*WHAT TO WORK ON*: Reproduce every line of the items below without changing anything, and leave out the pictures.

— start of MATERIAL TO PROCESS —

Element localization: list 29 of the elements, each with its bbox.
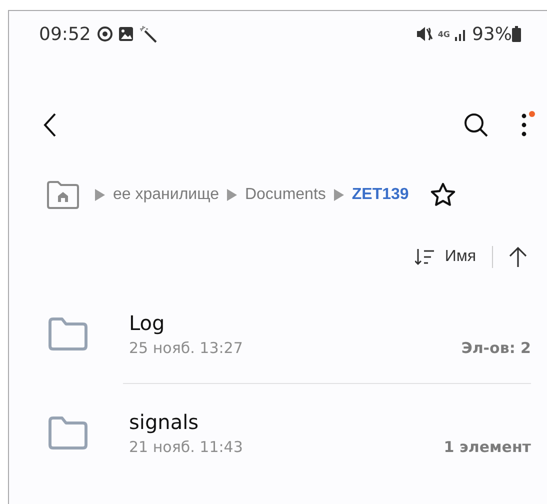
search-button[interactable] bbox=[463, 112, 489, 138]
sort-direction-button[interactable] bbox=[509, 246, 527, 268]
folder-date: 21 нояб. 11:43 bbox=[129, 438, 243, 456]
battery-icon bbox=[512, 26, 521, 42]
sort-icon bbox=[414, 248, 435, 266]
network-label: 4G bbox=[438, 30, 450, 38]
magic-wand-icon bbox=[138, 25, 157, 43]
item-count: Эл-ов: 2 bbox=[461, 339, 531, 357]
folder-icon bbox=[47, 317, 89, 351]
mute-icon bbox=[416, 26, 434, 42]
item-count: 1 элемент bbox=[444, 438, 531, 456]
folder-name[interactable]: signals bbox=[129, 410, 531, 434]
favorite-button[interactable] bbox=[428, 181, 457, 209]
home-button[interactable] bbox=[45, 180, 81, 210]
folder-icon bbox=[47, 416, 89, 450]
sort-button[interactable]: Имя bbox=[414, 248, 476, 266]
chevron-icon bbox=[334, 189, 344, 201]
image-icon bbox=[118, 26, 134, 42]
folder-date: 25 нояб. 13:27 bbox=[129, 339, 243, 357]
chevron-icon bbox=[226, 189, 237, 201]
breadcrumb-item[interactable]: Documents bbox=[244, 186, 326, 204]
chevron-icon bbox=[95, 189, 105, 201]
back-button[interactable] bbox=[43, 112, 57, 138]
battery-level: 93% bbox=[472, 24, 512, 44]
status-time: 09:52 bbox=[39, 24, 91, 44]
breadcrumb-item[interactable]: ZET139 bbox=[352, 186, 409, 204]
folder-name[interactable]: Log bbox=[129, 311, 531, 335]
breadcrumb-item[interactable]: ее хранилище bbox=[113, 186, 219, 204]
sync-icon bbox=[96, 26, 113, 42]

— end of MATERIAL TO PROCESS —

*THE OUTPUT*:
Element localization: list 29 of the elements, each with its bbox.
search-button[interactable] bbox=[463, 112, 489, 138]
sort-direction-button[interactable] bbox=[509, 246, 527, 268]
folder-date: 21 нояб. 11:43 bbox=[129, 438, 243, 456]
battery-icon bbox=[512, 26, 521, 42]
sort-icon bbox=[414, 248, 435, 266]
network-label: 4G bbox=[438, 30, 450, 38]
magic-wand-icon bbox=[138, 25, 157, 43]
item-count: Эл-ов: 2 bbox=[461, 339, 531, 357]
folder-icon bbox=[47, 317, 89, 351]
mute-icon bbox=[416, 26, 434, 42]
item-count: 1 элемент bbox=[444, 438, 531, 456]
folder-name[interactable]: signals bbox=[129, 410, 531, 434]
favorite-button[interactable] bbox=[428, 181, 457, 209]
home-button[interactable] bbox=[45, 180, 81, 210]
folder-icon bbox=[47, 416, 89, 450]
sort-button[interactable]: Имя bbox=[414, 248, 476, 266]
chevron-icon bbox=[334, 189, 344, 201]
image-icon bbox=[118, 26, 134, 42]
folder-date: 25 нояб. 13:27 bbox=[129, 339, 243, 357]
chevron-icon bbox=[226, 189, 237, 201]
breadcrumb-item[interactable]: Documents bbox=[244, 186, 326, 204]
chevron-icon bbox=[95, 189, 105, 201]
back-button[interactable] bbox=[43, 112, 57, 138]
battery-level: 93% bbox=[472, 24, 512, 44]
status-time: 09:52 bbox=[39, 24, 91, 44]
breadcrumb-item[interactable]: ZET139 bbox=[352, 186, 409, 204]
folder-name[interactable]: Log bbox=[129, 311, 531, 335]
breadcrumb-item[interactable]: ее хранилище bbox=[113, 186, 219, 204]
sync-icon bbox=[96, 26, 113, 42]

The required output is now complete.